(Page layout parsing data)

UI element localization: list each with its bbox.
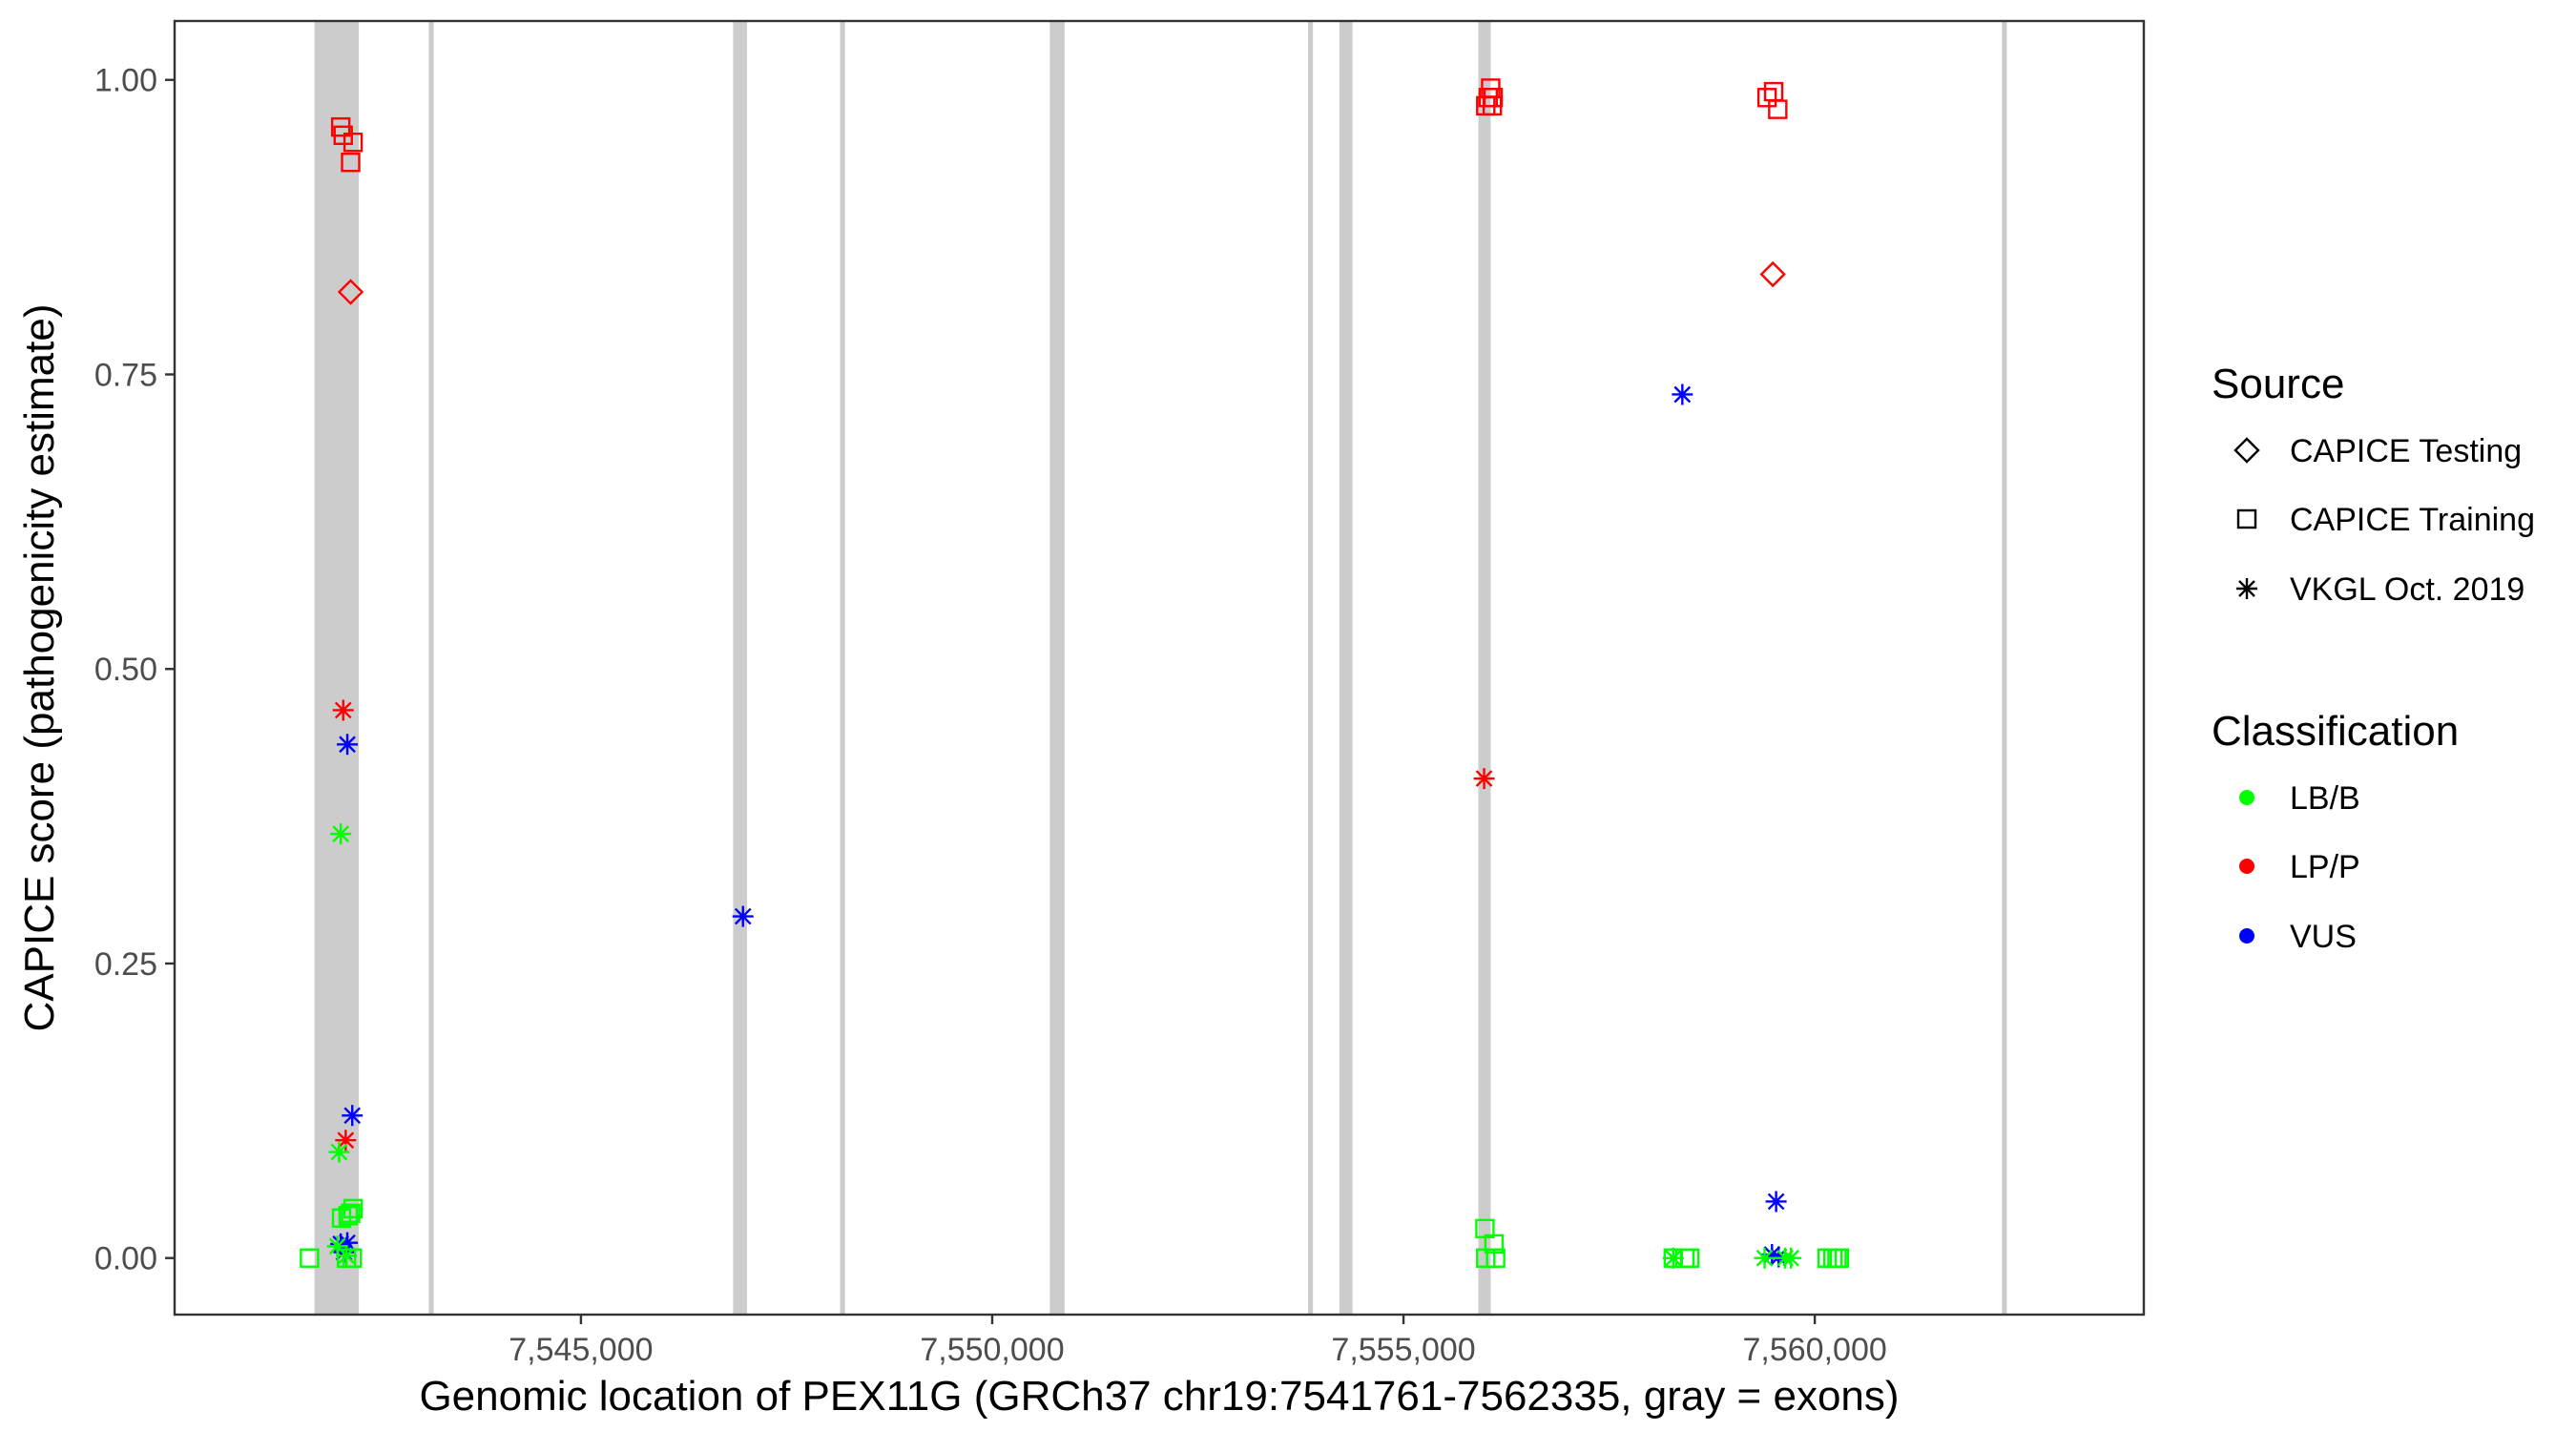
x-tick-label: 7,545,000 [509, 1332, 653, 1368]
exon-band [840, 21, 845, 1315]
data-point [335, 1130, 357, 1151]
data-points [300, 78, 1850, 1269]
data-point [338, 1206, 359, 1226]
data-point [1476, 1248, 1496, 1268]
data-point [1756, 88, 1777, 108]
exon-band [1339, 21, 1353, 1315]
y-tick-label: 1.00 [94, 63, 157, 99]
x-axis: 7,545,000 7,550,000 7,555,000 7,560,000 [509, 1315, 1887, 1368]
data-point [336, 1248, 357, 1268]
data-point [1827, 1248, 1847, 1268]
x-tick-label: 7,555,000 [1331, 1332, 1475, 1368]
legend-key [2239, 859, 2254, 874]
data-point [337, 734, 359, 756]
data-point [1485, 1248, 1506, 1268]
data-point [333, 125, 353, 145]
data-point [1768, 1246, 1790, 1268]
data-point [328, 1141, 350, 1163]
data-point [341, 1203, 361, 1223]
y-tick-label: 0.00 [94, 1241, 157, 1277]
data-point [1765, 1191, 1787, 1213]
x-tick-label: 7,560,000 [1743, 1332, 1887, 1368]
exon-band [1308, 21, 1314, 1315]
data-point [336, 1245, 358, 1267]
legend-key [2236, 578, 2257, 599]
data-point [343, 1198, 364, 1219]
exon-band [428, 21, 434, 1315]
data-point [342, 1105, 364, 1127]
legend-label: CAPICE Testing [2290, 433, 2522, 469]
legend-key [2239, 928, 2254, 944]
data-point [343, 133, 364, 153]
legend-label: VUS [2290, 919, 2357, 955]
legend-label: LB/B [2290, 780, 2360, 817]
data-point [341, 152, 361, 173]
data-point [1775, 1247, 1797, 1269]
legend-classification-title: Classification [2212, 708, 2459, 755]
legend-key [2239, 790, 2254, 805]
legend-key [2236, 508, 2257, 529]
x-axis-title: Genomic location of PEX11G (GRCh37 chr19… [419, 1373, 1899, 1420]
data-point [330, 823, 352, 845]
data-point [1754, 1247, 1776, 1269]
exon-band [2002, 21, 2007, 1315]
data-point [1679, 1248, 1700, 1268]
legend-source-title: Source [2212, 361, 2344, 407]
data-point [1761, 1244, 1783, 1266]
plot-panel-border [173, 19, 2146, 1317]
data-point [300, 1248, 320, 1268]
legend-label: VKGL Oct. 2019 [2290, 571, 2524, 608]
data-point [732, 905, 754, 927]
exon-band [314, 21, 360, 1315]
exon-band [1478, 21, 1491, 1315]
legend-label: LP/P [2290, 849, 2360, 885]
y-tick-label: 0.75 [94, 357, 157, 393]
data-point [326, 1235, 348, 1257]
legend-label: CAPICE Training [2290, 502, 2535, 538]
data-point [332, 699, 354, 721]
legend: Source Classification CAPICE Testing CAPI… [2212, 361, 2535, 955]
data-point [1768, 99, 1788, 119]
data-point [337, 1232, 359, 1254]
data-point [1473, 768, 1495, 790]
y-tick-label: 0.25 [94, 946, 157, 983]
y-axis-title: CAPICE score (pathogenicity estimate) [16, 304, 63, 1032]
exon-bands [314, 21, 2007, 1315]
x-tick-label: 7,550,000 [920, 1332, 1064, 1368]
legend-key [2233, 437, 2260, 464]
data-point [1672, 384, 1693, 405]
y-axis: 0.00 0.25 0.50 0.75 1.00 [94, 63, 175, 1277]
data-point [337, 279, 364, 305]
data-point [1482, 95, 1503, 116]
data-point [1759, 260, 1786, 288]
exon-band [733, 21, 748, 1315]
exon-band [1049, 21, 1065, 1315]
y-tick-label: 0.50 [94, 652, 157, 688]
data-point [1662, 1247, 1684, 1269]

Prompt >>
Retype every entry exactly as written. Leave the pictures out.

Exercise answer >>
UI element localization: list each with its bbox.
x-tick-label: 7,545,000 [509, 1332, 653, 1368]
exon-band [840, 21, 845, 1315]
data-point [335, 1130, 357, 1151]
data-points [300, 78, 1850, 1269]
data-point [338, 1206, 359, 1226]
data-point [1476, 1248, 1496, 1268]
data-point [1756, 88, 1777, 108]
exon-band [1339, 21, 1353, 1315]
y-tick-label: 1.00 [94, 63, 157, 99]
x-axis: 7,545,000 7,550,000 7,555,000 7,560,000 [509, 1315, 1887, 1368]
data-point [336, 1248, 357, 1268]
data-point [1827, 1248, 1847, 1268]
x-tick-label: 7,555,000 [1331, 1332, 1475, 1368]
legend-key [2239, 859, 2254, 874]
data-point [337, 734, 359, 756]
data-point [1485, 1248, 1506, 1268]
data-point [333, 125, 353, 145]
data-point [1768, 1246, 1790, 1268]
data-point [328, 1141, 350, 1163]
data-point [341, 1203, 361, 1223]
y-tick-label: 0.00 [94, 1241, 157, 1277]
data-point [1765, 1191, 1787, 1213]
x-tick-label: 7,560,000 [1743, 1332, 1887, 1368]
exon-band [1308, 21, 1314, 1315]
data-point [336, 1245, 358, 1267]
legend-key [2236, 578, 2257, 599]
data-point [343, 1198, 364, 1219]
exon-band [428, 21, 434, 1315]
data-point [342, 1105, 364, 1127]
legend-label: CAPICE Testing [2290, 433, 2522, 469]
legend-key [2239, 928, 2254, 944]
data-point [343, 133, 364, 153]
legend-label: VUS [2290, 919, 2357, 955]
legend-label: LB/B [2290, 780, 2360, 817]
data-point [341, 152, 361, 173]
data-point [1775, 1247, 1797, 1269]
legend-classification-title: Classification [2212, 708, 2459, 755]
legend-key [2239, 790, 2254, 805]
legend-key [2236, 508, 2257, 529]
x-axis-title: Genomic location of PEX11G (GRCh37 chr19… [419, 1373, 1899, 1420]
data-point [330, 823, 352, 845]
data-point [1754, 1247, 1776, 1269]
exon-band [2002, 21, 2007, 1315]
data-point [1679, 1248, 1700, 1268]
legend-source-title: Source [2212, 361, 2344, 407]
data-point [1761, 1244, 1783, 1266]
plot-panel-border [173, 19, 2146, 1317]
data-point [300, 1248, 320, 1268]
legend-label: VKGL Oct. 2019 [2290, 571, 2524, 608]
data-point [732, 905, 754, 927]
exon-band [314, 21, 360, 1315]
exon-band [1478, 21, 1491, 1315]
legend-label: LP/P [2290, 849, 2360, 885]
y-tick-label: 0.75 [94, 357, 157, 393]
data-point [326, 1235, 348, 1257]
legend-label: CAPICE Training [2290, 502, 2535, 538]
data-point [332, 699, 354, 721]
legend: Source Classification CAPICE Testing CAPI… [2212, 361, 2535, 955]
data-point [1768, 99, 1788, 119]
data-point [337, 1232, 359, 1254]
data-point [1473, 768, 1495, 790]
y-tick-label: 0.25 [94, 946, 157, 983]
y-axis-title: CAPICE score (pathogenicity estimate) [16, 304, 63, 1032]
exon-bands [314, 21, 2007, 1315]
x-tick-label: 7,550,000 [920, 1332, 1064, 1368]
legend-key [2233, 437, 2260, 464]
data-point [1672, 384, 1693, 405]
y-axis: 0.00 0.25 0.50 0.75 1.00 [94, 63, 175, 1277]
data-point [337, 279, 364, 305]
data-point [1482, 95, 1503, 116]
data-point [1759, 260, 1786, 288]
exon-band [733, 21, 748, 1315]
exon-band [1049, 21, 1065, 1315]
y-tick-label: 0.50 [94, 652, 157, 688]
data-point [1662, 1247, 1684, 1269]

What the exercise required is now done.